*PROBLEM*. Turn the stretch of lines below, from the line containing "cell-section: 07 bbox=[720, 1516, 765, 1573]" through the line containing "cell-grbs: 806 bbox=[663, 1430, 720, 1487]", into a numbered list that holds only those lines and leaves out any blank ones.

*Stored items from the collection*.

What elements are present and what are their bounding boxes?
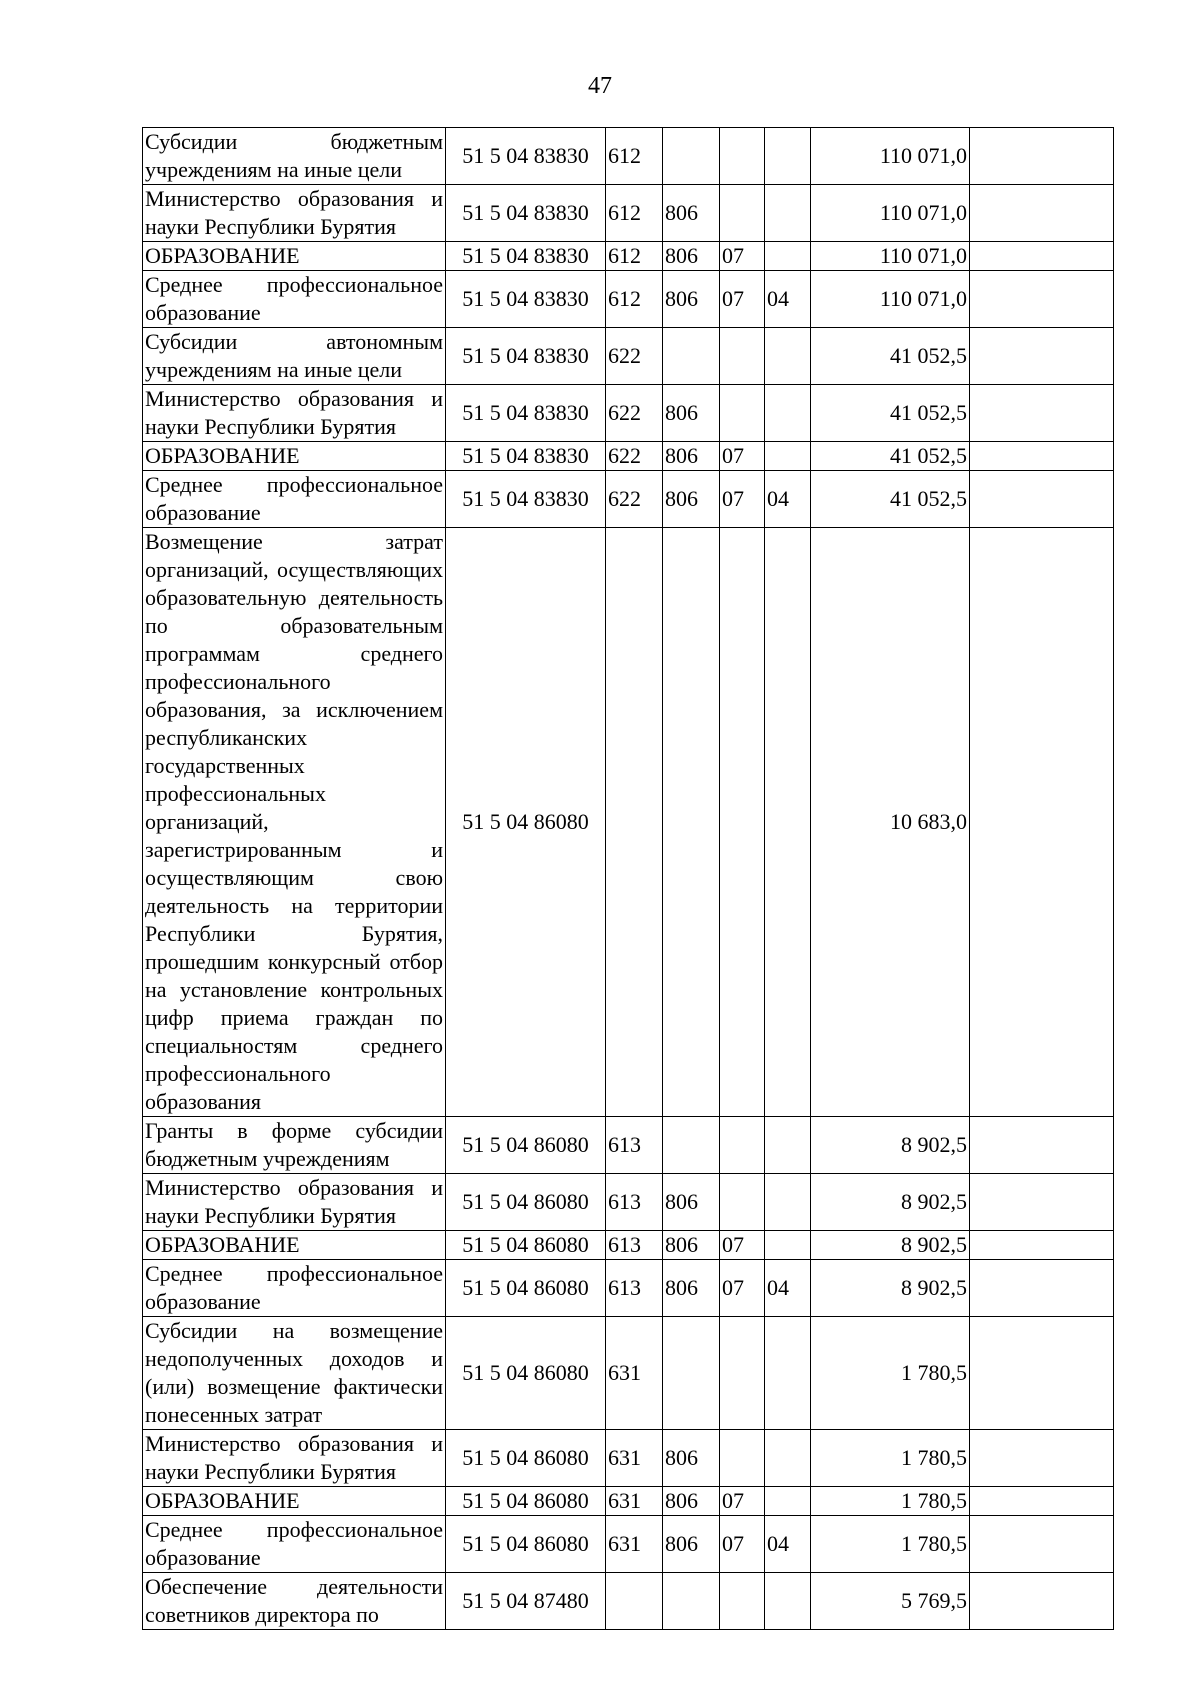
cell-section: 07 bbox=[720, 1516, 765, 1573]
table-row bbox=[143, 1573, 1114, 1630]
cell-grbs: 806 bbox=[663, 471, 720, 528]
cell-name: Субсидии на возмещение недополученных доходов и (или) возмещение фактически понесенных затрат bbox=[143, 1317, 446, 1430]
cell-extra bbox=[970, 1117, 1114, 1174]
cell-extra bbox=[970, 442, 1114, 471]
cell-name: Среднее профессиональное образование bbox=[143, 271, 446, 328]
cell-extra bbox=[970, 1430, 1114, 1487]
cell-extra bbox=[970, 1516, 1114, 1573]
cell-name: Субсидии бюджетным учреждениям на иные цели bbox=[143, 128, 446, 185]
cell-target-code: 51 5 04 83830 bbox=[446, 185, 606, 242]
cell-subsection bbox=[765, 442, 811, 471]
cell-extra bbox=[970, 528, 1114, 1117]
cell-subsection: 04 bbox=[765, 1260, 811, 1317]
cell-extra bbox=[970, 271, 1114, 328]
cell-section bbox=[720, 328, 765, 385]
cell-amount: 8 902,5 bbox=[811, 1231, 970, 1260]
cell-expense-type: 622 bbox=[606, 328, 663, 385]
table-row bbox=[143, 128, 1114, 185]
cell-amount: 41 052,5 bbox=[811, 328, 970, 385]
table-row bbox=[143, 385, 1114, 442]
cell-name: ОБРАЗОВАНИЕ bbox=[143, 1487, 446, 1516]
cell-subsection: 04 bbox=[765, 1516, 811, 1573]
cell-amount: 1 780,5 bbox=[811, 1430, 970, 1487]
cell-amount: 8 902,5 bbox=[811, 1174, 970, 1231]
cell-subsection bbox=[765, 1231, 811, 1260]
cell-name: Обеспечение деятельности советников директора по bbox=[143, 1573, 446, 1630]
cell-expense-type: 613 bbox=[606, 1260, 663, 1317]
cell-grbs: 806 bbox=[663, 1260, 720, 1317]
cell-target-code: 51 5 04 83830 bbox=[446, 128, 606, 185]
cell-amount: 41 052,5 bbox=[811, 442, 970, 471]
cell-target-code: 51 5 04 86080 bbox=[446, 1516, 606, 1573]
cell-name: Среднее профессиональное образование bbox=[143, 1516, 446, 1573]
cell-grbs: 806 bbox=[663, 1231, 720, 1260]
cell-section bbox=[720, 528, 765, 1117]
cell-expense-type bbox=[606, 1573, 663, 1630]
cell-name: Среднее профессиональное образование bbox=[143, 1260, 446, 1317]
table-row bbox=[143, 528, 1114, 1117]
cell-grbs: 806 bbox=[663, 1430, 720, 1487]
cell-grbs: 806 bbox=[663, 1516, 720, 1573]
table-row bbox=[143, 442, 1114, 471]
table-row bbox=[143, 1260, 1114, 1317]
table-row bbox=[143, 328, 1114, 385]
cell-amount: 110 071,0 bbox=[811, 271, 970, 328]
cell-target-code: 51 5 04 83830 bbox=[446, 471, 606, 528]
cell-grbs: 806 bbox=[663, 185, 720, 242]
table-row bbox=[143, 471, 1114, 528]
table-body bbox=[143, 128, 1114, 1630]
cell-section bbox=[720, 385, 765, 442]
cell-expense-type: 612 bbox=[606, 242, 663, 271]
table-row bbox=[143, 1231, 1114, 1260]
cell-subsection bbox=[765, 242, 811, 271]
cell-target-code: 51 5 04 83830 bbox=[446, 242, 606, 271]
cell-subsection bbox=[765, 1317, 811, 1430]
cell-subsection: 04 bbox=[765, 271, 811, 328]
cell-subsection bbox=[765, 1487, 811, 1516]
table-row bbox=[143, 1117, 1114, 1174]
cell-extra bbox=[970, 185, 1114, 242]
cell-expense-type bbox=[606, 528, 663, 1117]
cell-extra bbox=[970, 1317, 1114, 1430]
cell-section bbox=[720, 185, 765, 242]
cell-name: Министерство образования и науки Республики Бурятия bbox=[143, 385, 446, 442]
cell-section bbox=[720, 128, 765, 185]
table-row bbox=[143, 1487, 1114, 1516]
cell-grbs bbox=[663, 1573, 720, 1630]
cell-subsection bbox=[765, 1430, 811, 1487]
cell-subsection bbox=[765, 128, 811, 185]
table-row bbox=[143, 1430, 1114, 1487]
table-row bbox=[143, 1174, 1114, 1231]
cell-target-code: 51 5 04 83830 bbox=[446, 271, 606, 328]
cell-name: Среднее профессиональное образование bbox=[143, 471, 446, 528]
cell-name: Гранты в форме субсидии бюджетным учреждениям bbox=[143, 1117, 446, 1174]
cell-expense-type: 613 bbox=[606, 1117, 663, 1174]
cell-amount: 41 052,5 bbox=[811, 385, 970, 442]
cell-extra bbox=[970, 1487, 1114, 1516]
cell-amount: 8 902,5 bbox=[811, 1260, 970, 1317]
cell-grbs bbox=[663, 128, 720, 185]
cell-amount: 41 052,5 bbox=[811, 471, 970, 528]
cell-target-code: 51 5 04 86080 bbox=[446, 1174, 606, 1231]
table-row bbox=[143, 1317, 1114, 1430]
cell-name: ОБРАЗОВАНИЕ bbox=[143, 242, 446, 271]
cell-section bbox=[720, 1573, 765, 1630]
cell-section: 07 bbox=[720, 1487, 765, 1516]
cell-grbs bbox=[663, 328, 720, 385]
cell-section: 07 bbox=[720, 1231, 765, 1260]
cell-target-code: 51 5 04 83830 bbox=[446, 385, 606, 442]
cell-amount: 10 683,0 bbox=[811, 528, 970, 1117]
cell-amount: 1 780,5 bbox=[811, 1317, 970, 1430]
cell-extra bbox=[970, 471, 1114, 528]
cell-amount: 8 902,5 bbox=[811, 1117, 970, 1174]
cell-grbs: 806 bbox=[663, 442, 720, 471]
cell-subsection bbox=[765, 1117, 811, 1174]
cell-grbs bbox=[663, 1317, 720, 1430]
cell-expense-type: 613 bbox=[606, 1231, 663, 1260]
cell-target-code: 51 5 04 86080 bbox=[446, 1430, 606, 1487]
cell-subsection bbox=[765, 185, 811, 242]
cell-section bbox=[720, 1174, 765, 1231]
cell-amount: 110 071,0 bbox=[811, 185, 970, 242]
cell-amount: 1 780,5 bbox=[811, 1516, 970, 1573]
cell-section bbox=[720, 1317, 765, 1430]
cell-name: Министерство образования и науки Республики Бурятия bbox=[143, 185, 446, 242]
cell-section: 07 bbox=[720, 442, 765, 471]
cell-subsection bbox=[765, 328, 811, 385]
cell-subsection: 04 bbox=[765, 471, 811, 528]
cell-subsection bbox=[765, 1174, 811, 1231]
cell-expense-type: 612 bbox=[606, 185, 663, 242]
cell-extra bbox=[970, 385, 1114, 442]
cell-grbs: 806 bbox=[663, 271, 720, 328]
table-row bbox=[143, 271, 1114, 328]
cell-target-code: 51 5 04 86080 bbox=[446, 1260, 606, 1317]
cell-grbs bbox=[663, 528, 720, 1117]
budget-table bbox=[142, 127, 1114, 1630]
cell-grbs: 806 bbox=[663, 242, 720, 271]
cell-expense-type: 631 bbox=[606, 1487, 663, 1516]
cell-grbs: 806 bbox=[663, 1174, 720, 1231]
cell-expense-type: 631 bbox=[606, 1317, 663, 1430]
cell-extra bbox=[970, 128, 1114, 185]
cell-name: Министерство образования и науки Республики Бурятия bbox=[143, 1174, 446, 1231]
cell-extra bbox=[970, 1573, 1114, 1630]
cell-expense-type: 631 bbox=[606, 1516, 663, 1573]
cell-target-code: 51 5 04 86080 bbox=[446, 528, 606, 1117]
cell-target-code: 51 5 04 86080 bbox=[446, 1117, 606, 1174]
cell-grbs: 806 bbox=[663, 385, 720, 442]
cell-subsection bbox=[765, 1573, 811, 1630]
page-number: 47 bbox=[588, 73, 612, 99]
cell-target-code: 51 5 04 86080 bbox=[446, 1231, 606, 1260]
cell-extra bbox=[970, 1174, 1114, 1231]
cell-name: ОБРАЗОВАНИЕ bbox=[143, 442, 446, 471]
cell-target-code: 51 5 04 87480 bbox=[446, 1573, 606, 1630]
cell-grbs: 806 bbox=[663, 1487, 720, 1516]
cell-expense-type: 622 bbox=[606, 385, 663, 442]
cell-name: Министерство образования и науки Республики Бурятия bbox=[143, 1430, 446, 1487]
cell-section: 07 bbox=[720, 242, 765, 271]
cell-target-code: 51 5 04 83830 bbox=[446, 442, 606, 471]
table-row bbox=[143, 185, 1114, 242]
table-row bbox=[143, 1516, 1114, 1573]
cell-section: 07 bbox=[720, 471, 765, 528]
cell-target-code: 51 5 04 83830 bbox=[446, 328, 606, 385]
cell-expense-type: 612 bbox=[606, 128, 663, 185]
cell-section: 07 bbox=[720, 271, 765, 328]
cell-extra bbox=[970, 328, 1114, 385]
cell-section: 07 bbox=[720, 1260, 765, 1317]
cell-name: Возмещение затрат организаций, осуществляющих образовательную деятельность по образовательным программам среднего профессионального образования, за исключением республиканских государственных профессиональных организаций, зарегистрированным и осуществляющим свою деятельность на территории Республики Бурятия, прошедшим конкурсный отбор на установление контрольных цифр приема граждан по специальностям среднего профессионального образования bbox=[143, 528, 446, 1117]
cell-expense-type: 622 bbox=[606, 442, 663, 471]
cell-target-code: 51 5 04 86080 bbox=[446, 1487, 606, 1516]
cell-subsection bbox=[765, 385, 811, 442]
cell-amount: 1 780,5 bbox=[811, 1487, 970, 1516]
cell-expense-type: 612 bbox=[606, 271, 663, 328]
cell-target-code: 51 5 04 86080 bbox=[446, 1317, 606, 1430]
cell-amount: 110 071,0 bbox=[811, 242, 970, 271]
cell-section bbox=[720, 1430, 765, 1487]
cell-expense-type: 613 bbox=[606, 1174, 663, 1231]
cell-extra bbox=[970, 1231, 1114, 1260]
cell-amount: 5 769,5 bbox=[811, 1573, 970, 1630]
cell-expense-type: 622 bbox=[606, 471, 663, 528]
cell-expense-type: 631 bbox=[606, 1430, 663, 1487]
cell-name: Субсидии автономным учреждениям на иные цели bbox=[143, 328, 446, 385]
cell-amount: 110 071,0 bbox=[811, 128, 970, 185]
cell-section bbox=[720, 1117, 765, 1174]
cell-extra bbox=[970, 242, 1114, 271]
cell-subsection bbox=[765, 528, 811, 1117]
cell-grbs bbox=[663, 1117, 720, 1174]
table-row bbox=[143, 242, 1114, 271]
cell-name: ОБРАЗОВАНИЕ bbox=[143, 1231, 446, 1260]
cell-extra bbox=[970, 1260, 1114, 1317]
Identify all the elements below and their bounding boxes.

*ANSWER TO THE PROBLEM*.
1. cell-section: 07 bbox=[720, 1516, 765, 1573]
2. table-row bbox=[143, 1573, 1114, 1630]
3. cell-grbs: 806 bbox=[663, 471, 720, 528]
4. cell-name: Субсидии на возмещение недополученных доходов и (или) возмещение фактически понесенных затрат bbox=[143, 1317, 446, 1430]
5. cell-extra bbox=[970, 1117, 1114, 1174]
6. cell-extra bbox=[970, 442, 1114, 471]
7. cell-name: Среднее профессиональное образование bbox=[143, 271, 446, 328]
8. cell-extra bbox=[970, 1430, 1114, 1487]
9. cell-extra bbox=[970, 1516, 1114, 1573]
10. cell-name: Субсидии бюджетным учреждениям на иные цели bbox=[143, 128, 446, 185]
11. cell-target-code: 51 5 04 83830 bbox=[446, 185, 606, 242]
12. cell-subsection bbox=[765, 442, 811, 471]
13. cell-extra bbox=[970, 528, 1114, 1117]
14. cell-subsection: 04 bbox=[765, 1260, 811, 1317]
15. cell-extra bbox=[970, 271, 1114, 328]
16. cell-section bbox=[720, 328, 765, 385]
17. cell-amount: 8 902,5 bbox=[811, 1231, 970, 1260]
18. cell-expense-type: 622 bbox=[606, 328, 663, 385]
19. table-row bbox=[143, 128, 1114, 185]
20. cell-amount: 41 052,5 bbox=[811, 328, 970, 385]
21. table-row bbox=[143, 385, 1114, 442]
22. cell-name: ОБРАЗОВАНИЕ bbox=[143, 1487, 446, 1516]
23. cell-subsection: 04 bbox=[765, 1516, 811, 1573]
24. cell-amount: 1 780,5 bbox=[811, 1430, 970, 1487]
25. cell-amount: 8 902,5 bbox=[811, 1174, 970, 1231]
26. cell-subsection bbox=[765, 1231, 811, 1260]
27. cell-name: Обеспечение деятельности советников директора по bbox=[143, 1573, 446, 1630]
28. cell-expense-type: 613 bbox=[606, 1260, 663, 1317]
29. cell-grbs: 806 bbox=[663, 1260, 720, 1317]
30. cell-target-code: 51 5 04 83830 bbox=[446, 128, 606, 185]
31. cell-amount: 41 052,5 bbox=[811, 442, 970, 471]
32. cell-target-code: 51 5 04 86080 bbox=[446, 1516, 606, 1573]
33. cell-name: Среднее профессиональное образование bbox=[143, 1516, 446, 1573]
34. cell-grbs: 806 bbox=[663, 1231, 720, 1260]
35. cell-section bbox=[720, 528, 765, 1117]
36. cell-expense-type bbox=[606, 1573, 663, 1630]
37. cell-name: Среднее профессиональное образование bbox=[143, 1260, 446, 1317]
38. table-row bbox=[143, 528, 1114, 1117]
39. cell-grbs: 806 bbox=[663, 1430, 720, 1487]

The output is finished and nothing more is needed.